### Task brief
Write out every line of the entries below verbatim, omitting the pictures.

━━━ Input data

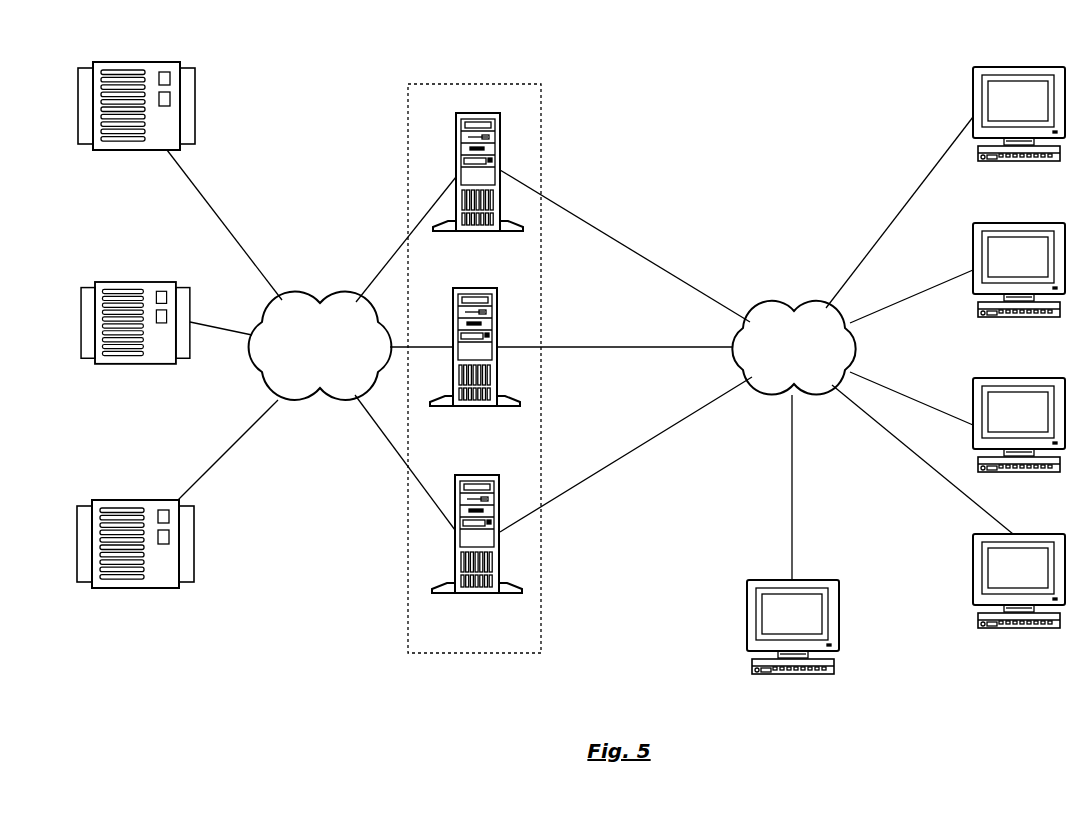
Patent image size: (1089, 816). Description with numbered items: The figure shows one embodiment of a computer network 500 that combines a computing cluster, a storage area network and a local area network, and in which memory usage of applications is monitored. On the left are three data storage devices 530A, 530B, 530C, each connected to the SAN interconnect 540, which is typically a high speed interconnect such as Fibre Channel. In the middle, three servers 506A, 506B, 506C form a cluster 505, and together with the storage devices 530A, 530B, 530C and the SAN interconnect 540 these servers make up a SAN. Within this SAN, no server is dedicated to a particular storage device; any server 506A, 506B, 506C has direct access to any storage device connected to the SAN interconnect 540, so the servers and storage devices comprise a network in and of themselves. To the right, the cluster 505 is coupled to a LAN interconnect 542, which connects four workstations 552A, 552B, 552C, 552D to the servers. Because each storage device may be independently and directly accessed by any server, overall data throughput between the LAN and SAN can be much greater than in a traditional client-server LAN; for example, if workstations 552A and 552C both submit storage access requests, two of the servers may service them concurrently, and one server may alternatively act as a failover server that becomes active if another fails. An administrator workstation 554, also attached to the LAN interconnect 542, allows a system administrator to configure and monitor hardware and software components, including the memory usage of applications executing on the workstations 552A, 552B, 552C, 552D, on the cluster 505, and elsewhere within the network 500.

The computer network 500 is at (660, 66).
The cluster 505 is at (407, 615).
The server 506A is at (478, 186).
The server 506B is at (475, 361).
The server 506C is at (477, 548).
The data storage device 530A is at (136, 121).
The data storage device 530B is at (135, 338).
The data storage device 530C is at (135, 559).
The SAN interconnect 540 is at (320, 345).
The LAN interconnect 542 is at (793, 348).
The workstation 552A is at (1019, 128).
The workstation 552B is at (1019, 284).
The workstation 552C is at (1019, 439).
The workstation 552D is at (1019, 594).
The administrator workstation 554 is at (793, 641).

━━━━━━

### Full answer
Patent image size: (1089, 816). Description with numbered items: The figure shows one embodiment of a computer network 500 that combines a computing cluster, a storage area network and a local area network, and in which memory usage of applications is monitored. On the left are three data storage devices 530A, 530B, 530C, each connected to the SAN interconnect 540, which is typically a high speed interconnect such as Fibre Channel. In the middle, three servers 506A, 506B, 506C form a cluster 505, and together with the storage devices 530A, 530B, 530C and the SAN interconnect 540 these servers make up a SAN. Within this SAN, no server is dedicated to a particular storage device; any server 506A, 506B, 506C has direct access to any storage device connected to the SAN interconnect 540, so the servers and storage devices comprise a network in and of themselves. To the right, the cluster 505 is coupled to a LAN interconnect 542, which connects four workstations 552A, 552B, 552C, 552D to the servers. Because each storage device may be independently and directly accessed by any server, overall data throughput between the LAN and SAN can be much greater than in a traditional client-server LAN; for example, if workstations 552A and 552C both submit storage access requests, two of the servers may service them concurrently, and one server may alternatively act as a failover server that becomes active if another fails. An administrator workstation 554, also attached to the LAN interconnect 542, allows a system administrator to configure and monitor hardware and software components, including the memory usage of applications executing on the workstations 552A, 552B, 552C, 552D, on the cluster 505, and elsewhere within the network 500.

The computer network 500 is at (660, 66).
The cluster 505 is at (407, 615).
The server 506A is at (478, 186).
The server 506B is at (475, 361).
The server 506C is at (477, 548).
The data storage device 530A is at (136, 121).
The data storage device 530B is at (135, 338).
The data storage device 530C is at (135, 559).
The SAN interconnect 540 is at (320, 345).
The LAN interconnect 542 is at (793, 348).
The workstation 552A is at (1019, 128).
The workstation 552B is at (1019, 284).
The workstation 552C is at (1019, 439).
The workstation 552D is at (1019, 594).
The administrator workstation 554 is at (793, 641).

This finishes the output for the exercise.